DATA FOR THE TASK.
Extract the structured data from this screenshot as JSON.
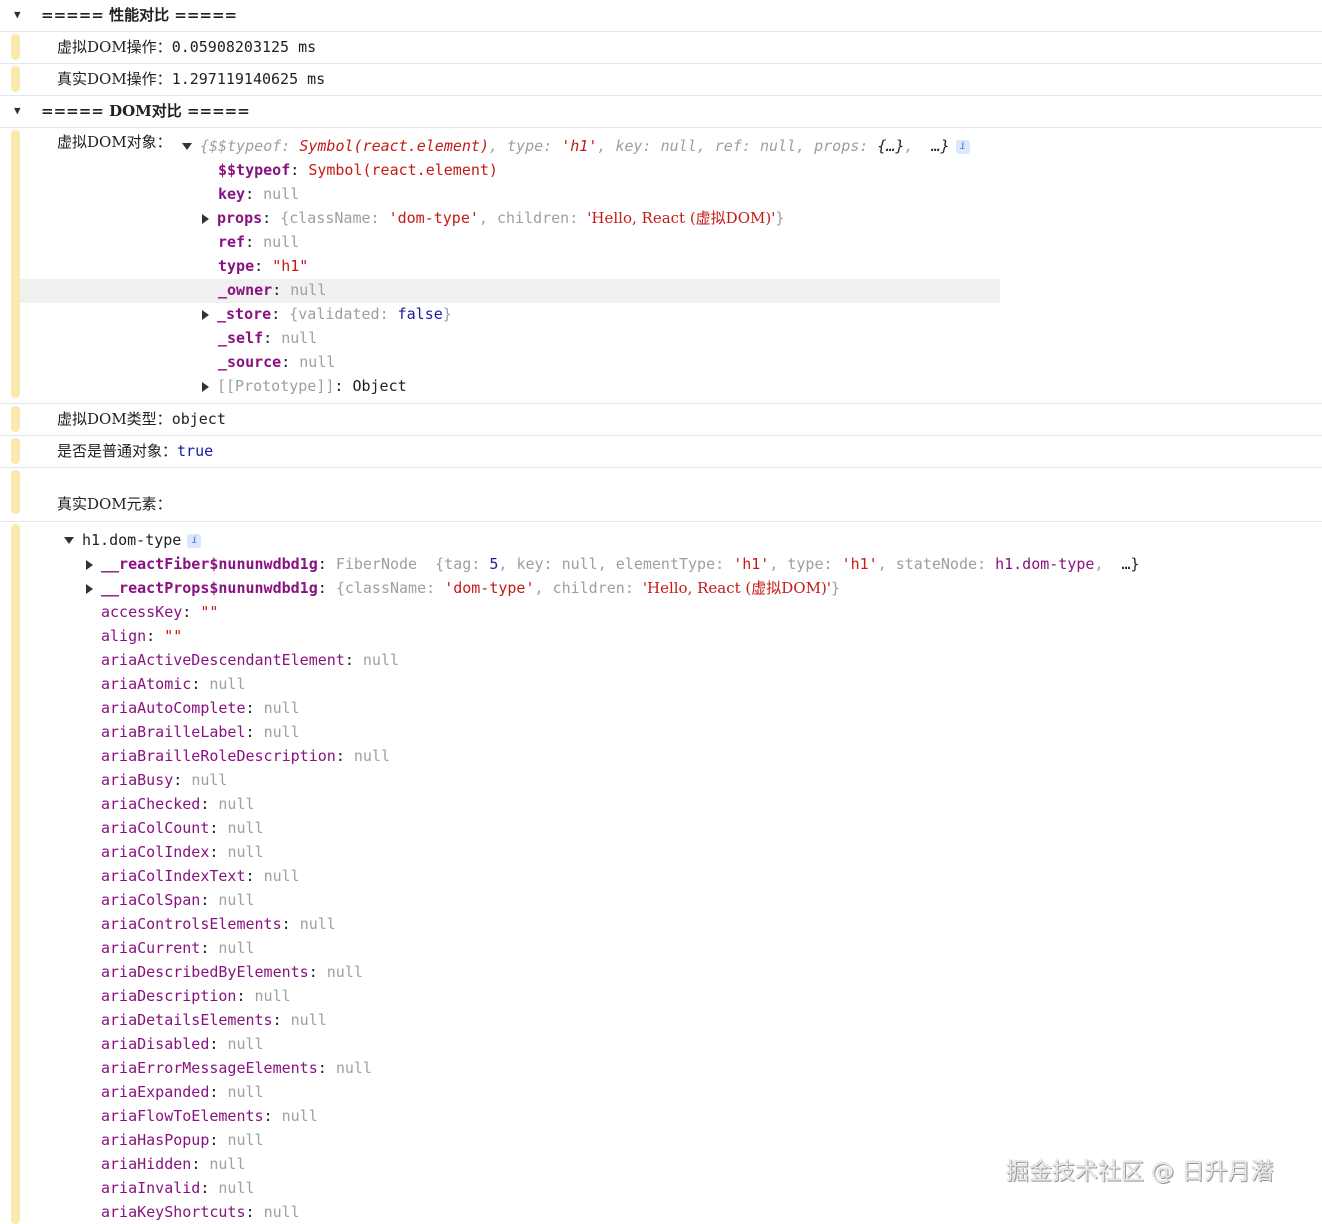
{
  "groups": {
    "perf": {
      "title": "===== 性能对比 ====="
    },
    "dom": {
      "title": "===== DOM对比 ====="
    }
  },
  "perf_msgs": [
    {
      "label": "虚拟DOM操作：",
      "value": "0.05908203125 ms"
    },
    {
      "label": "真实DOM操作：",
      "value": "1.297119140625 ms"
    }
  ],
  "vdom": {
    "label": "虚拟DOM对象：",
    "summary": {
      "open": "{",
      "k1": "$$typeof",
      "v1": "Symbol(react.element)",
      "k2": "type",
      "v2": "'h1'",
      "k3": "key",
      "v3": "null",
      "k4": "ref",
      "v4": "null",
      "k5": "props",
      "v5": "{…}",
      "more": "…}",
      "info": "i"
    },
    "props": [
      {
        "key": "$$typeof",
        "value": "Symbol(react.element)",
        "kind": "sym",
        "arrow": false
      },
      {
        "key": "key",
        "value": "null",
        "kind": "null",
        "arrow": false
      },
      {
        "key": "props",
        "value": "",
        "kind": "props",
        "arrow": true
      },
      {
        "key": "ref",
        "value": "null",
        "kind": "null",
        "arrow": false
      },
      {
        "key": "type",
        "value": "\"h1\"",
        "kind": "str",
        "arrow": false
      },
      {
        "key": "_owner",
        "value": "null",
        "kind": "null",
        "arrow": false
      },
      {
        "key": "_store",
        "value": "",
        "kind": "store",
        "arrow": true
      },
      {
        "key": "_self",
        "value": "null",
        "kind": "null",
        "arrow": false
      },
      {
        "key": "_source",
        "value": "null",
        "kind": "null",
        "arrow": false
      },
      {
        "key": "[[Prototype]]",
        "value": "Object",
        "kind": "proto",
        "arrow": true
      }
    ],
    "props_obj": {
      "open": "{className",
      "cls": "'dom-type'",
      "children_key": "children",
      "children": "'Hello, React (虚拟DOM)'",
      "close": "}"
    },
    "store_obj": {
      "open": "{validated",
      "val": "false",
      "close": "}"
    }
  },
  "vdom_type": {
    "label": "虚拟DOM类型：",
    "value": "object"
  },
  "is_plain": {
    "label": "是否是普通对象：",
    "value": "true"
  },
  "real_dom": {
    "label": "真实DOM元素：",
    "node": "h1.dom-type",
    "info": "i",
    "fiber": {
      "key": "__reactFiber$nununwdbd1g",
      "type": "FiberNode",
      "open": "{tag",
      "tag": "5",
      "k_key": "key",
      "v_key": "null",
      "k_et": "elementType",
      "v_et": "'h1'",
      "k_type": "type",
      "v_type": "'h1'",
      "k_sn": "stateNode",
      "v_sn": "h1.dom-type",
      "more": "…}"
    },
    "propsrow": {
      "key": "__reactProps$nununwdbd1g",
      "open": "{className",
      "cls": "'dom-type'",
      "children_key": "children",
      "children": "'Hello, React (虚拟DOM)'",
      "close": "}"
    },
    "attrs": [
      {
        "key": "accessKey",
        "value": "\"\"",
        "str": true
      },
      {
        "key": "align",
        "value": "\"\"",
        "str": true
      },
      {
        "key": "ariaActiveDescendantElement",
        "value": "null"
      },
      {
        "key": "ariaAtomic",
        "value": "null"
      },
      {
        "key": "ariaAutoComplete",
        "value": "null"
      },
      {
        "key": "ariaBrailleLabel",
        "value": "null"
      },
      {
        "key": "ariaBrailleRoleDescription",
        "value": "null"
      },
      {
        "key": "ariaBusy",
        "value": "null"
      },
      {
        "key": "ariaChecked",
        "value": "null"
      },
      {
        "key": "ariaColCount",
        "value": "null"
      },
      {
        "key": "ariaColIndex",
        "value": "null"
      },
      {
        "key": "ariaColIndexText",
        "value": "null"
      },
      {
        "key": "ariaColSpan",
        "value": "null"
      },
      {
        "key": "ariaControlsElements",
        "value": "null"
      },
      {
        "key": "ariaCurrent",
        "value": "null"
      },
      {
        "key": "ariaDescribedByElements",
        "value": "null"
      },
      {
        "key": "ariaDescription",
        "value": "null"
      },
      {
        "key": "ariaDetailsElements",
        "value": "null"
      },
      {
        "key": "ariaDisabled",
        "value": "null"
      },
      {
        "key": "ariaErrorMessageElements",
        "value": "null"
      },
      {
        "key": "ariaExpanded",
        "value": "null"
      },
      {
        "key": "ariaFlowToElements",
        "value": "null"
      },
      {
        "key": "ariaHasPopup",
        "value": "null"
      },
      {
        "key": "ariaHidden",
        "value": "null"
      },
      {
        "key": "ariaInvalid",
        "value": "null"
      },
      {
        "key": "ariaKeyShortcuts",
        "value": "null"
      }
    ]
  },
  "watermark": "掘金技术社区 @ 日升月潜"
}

==

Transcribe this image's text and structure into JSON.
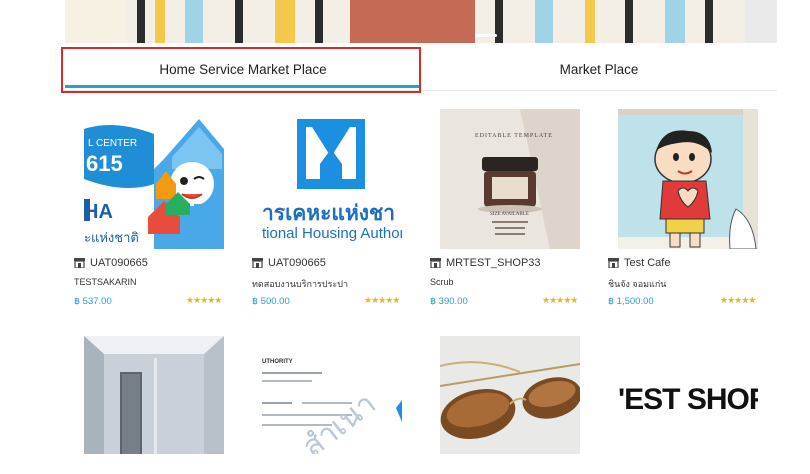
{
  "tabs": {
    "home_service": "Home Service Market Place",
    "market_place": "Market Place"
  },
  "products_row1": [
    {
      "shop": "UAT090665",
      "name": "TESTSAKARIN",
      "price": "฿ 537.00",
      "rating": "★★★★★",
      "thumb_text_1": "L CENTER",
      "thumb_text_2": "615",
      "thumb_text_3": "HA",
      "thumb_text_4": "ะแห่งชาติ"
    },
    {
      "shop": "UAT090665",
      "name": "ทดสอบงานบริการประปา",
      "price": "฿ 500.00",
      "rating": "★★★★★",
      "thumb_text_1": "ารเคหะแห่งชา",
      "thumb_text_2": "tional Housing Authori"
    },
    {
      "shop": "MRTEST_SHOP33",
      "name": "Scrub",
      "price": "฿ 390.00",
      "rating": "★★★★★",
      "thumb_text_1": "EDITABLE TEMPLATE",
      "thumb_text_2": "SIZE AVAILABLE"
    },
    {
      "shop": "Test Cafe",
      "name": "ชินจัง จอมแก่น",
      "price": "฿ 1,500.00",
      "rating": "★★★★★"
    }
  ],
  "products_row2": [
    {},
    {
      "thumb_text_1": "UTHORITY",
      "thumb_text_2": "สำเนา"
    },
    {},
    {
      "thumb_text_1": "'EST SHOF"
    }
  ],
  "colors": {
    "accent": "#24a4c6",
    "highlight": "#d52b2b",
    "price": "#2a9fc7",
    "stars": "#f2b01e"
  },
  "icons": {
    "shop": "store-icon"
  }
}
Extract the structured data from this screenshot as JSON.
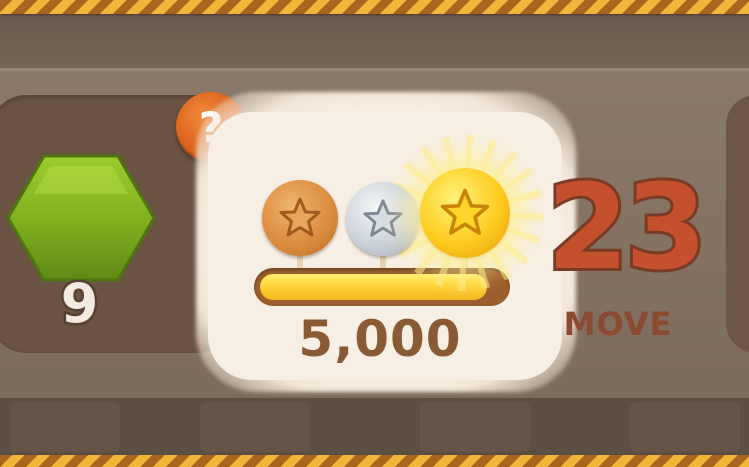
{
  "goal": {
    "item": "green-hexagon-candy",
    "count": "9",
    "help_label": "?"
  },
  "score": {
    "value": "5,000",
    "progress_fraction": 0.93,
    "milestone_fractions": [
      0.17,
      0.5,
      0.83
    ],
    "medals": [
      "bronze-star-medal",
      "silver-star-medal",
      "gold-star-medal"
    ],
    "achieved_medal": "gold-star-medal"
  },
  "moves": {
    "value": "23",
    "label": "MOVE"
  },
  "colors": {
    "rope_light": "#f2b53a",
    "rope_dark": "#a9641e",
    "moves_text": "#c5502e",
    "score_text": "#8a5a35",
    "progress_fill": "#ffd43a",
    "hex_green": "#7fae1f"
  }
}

==

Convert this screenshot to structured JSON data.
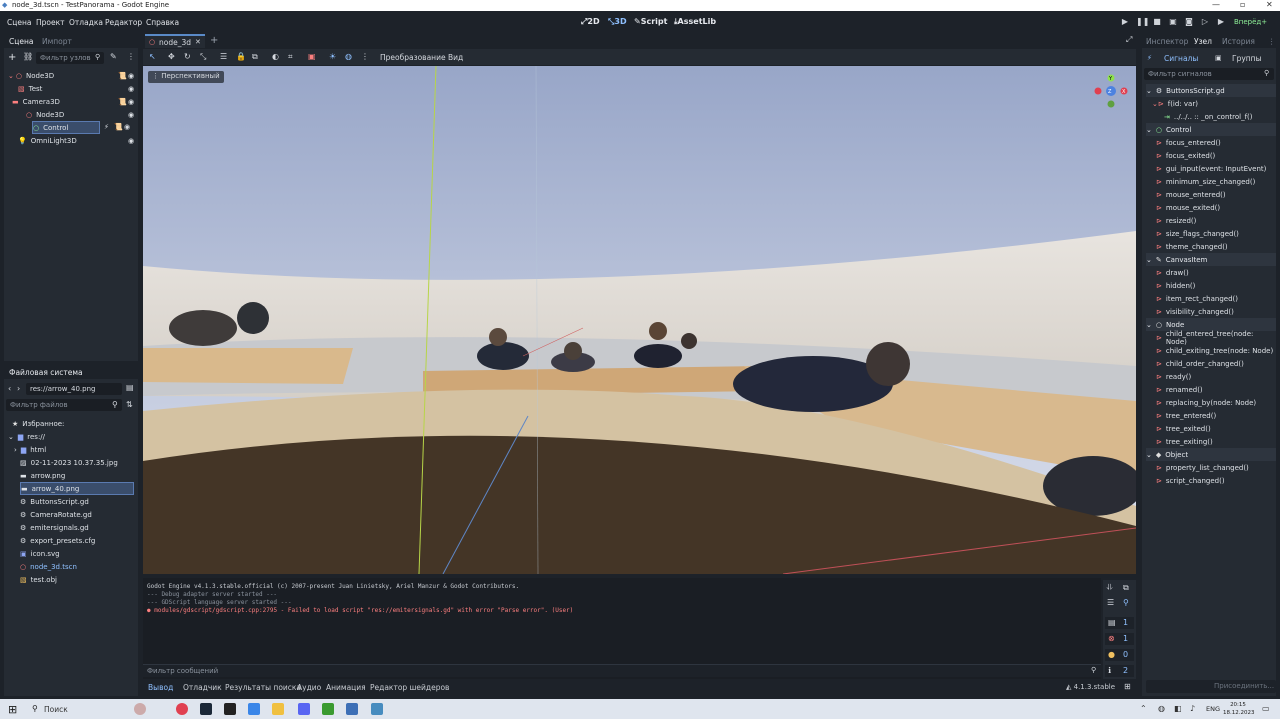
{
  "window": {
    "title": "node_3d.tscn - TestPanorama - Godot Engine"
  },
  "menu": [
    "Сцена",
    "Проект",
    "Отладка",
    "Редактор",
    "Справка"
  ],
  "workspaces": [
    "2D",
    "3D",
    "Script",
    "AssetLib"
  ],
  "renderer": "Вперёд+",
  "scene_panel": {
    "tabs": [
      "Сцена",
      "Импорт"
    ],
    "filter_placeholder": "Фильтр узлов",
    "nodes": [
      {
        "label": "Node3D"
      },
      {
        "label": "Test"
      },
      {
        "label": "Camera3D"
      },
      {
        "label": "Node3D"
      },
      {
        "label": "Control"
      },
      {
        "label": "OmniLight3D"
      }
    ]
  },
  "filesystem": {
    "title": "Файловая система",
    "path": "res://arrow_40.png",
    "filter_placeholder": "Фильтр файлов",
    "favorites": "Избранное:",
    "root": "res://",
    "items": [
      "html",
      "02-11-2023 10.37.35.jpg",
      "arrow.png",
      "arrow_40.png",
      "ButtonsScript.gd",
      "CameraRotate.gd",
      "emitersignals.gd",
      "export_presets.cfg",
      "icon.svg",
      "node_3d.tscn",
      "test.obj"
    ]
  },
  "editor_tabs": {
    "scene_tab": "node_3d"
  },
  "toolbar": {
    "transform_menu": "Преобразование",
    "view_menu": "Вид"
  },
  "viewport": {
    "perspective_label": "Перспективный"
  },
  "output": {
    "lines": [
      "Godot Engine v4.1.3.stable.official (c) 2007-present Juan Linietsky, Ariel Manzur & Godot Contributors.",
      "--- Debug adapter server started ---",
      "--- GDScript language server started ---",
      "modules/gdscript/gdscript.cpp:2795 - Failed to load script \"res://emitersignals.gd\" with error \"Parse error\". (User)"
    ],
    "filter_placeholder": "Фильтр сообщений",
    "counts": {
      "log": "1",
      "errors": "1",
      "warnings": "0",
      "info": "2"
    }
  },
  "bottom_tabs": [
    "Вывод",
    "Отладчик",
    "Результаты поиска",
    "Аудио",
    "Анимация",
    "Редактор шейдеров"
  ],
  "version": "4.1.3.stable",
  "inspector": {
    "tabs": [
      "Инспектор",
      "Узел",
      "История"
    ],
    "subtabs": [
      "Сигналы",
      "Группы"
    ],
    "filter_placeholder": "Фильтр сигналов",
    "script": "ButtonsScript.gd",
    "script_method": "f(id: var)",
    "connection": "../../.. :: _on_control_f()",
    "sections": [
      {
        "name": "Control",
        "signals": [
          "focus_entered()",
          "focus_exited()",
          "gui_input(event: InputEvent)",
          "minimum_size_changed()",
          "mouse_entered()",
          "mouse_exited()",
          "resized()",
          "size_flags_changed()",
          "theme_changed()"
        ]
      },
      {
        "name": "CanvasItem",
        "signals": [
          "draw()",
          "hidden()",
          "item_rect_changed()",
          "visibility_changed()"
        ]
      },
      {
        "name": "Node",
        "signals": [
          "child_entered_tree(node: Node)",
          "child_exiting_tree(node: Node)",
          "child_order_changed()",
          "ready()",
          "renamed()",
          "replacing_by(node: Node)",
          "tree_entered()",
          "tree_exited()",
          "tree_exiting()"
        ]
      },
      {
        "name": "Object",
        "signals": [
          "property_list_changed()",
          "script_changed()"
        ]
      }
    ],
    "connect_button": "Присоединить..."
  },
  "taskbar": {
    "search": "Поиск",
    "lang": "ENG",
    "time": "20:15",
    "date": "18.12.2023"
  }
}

WHAT IS BEING ASKED. Reproduce each line of the material containing the word "price".

REPLY TO THE EXERCISE.
      "price": "฿ 537.00",
      "price": "฿ 500.00",
      "price": "฿ 390.00",
      "price": "฿ 1,500.00",
    "price": "#2a9fc7",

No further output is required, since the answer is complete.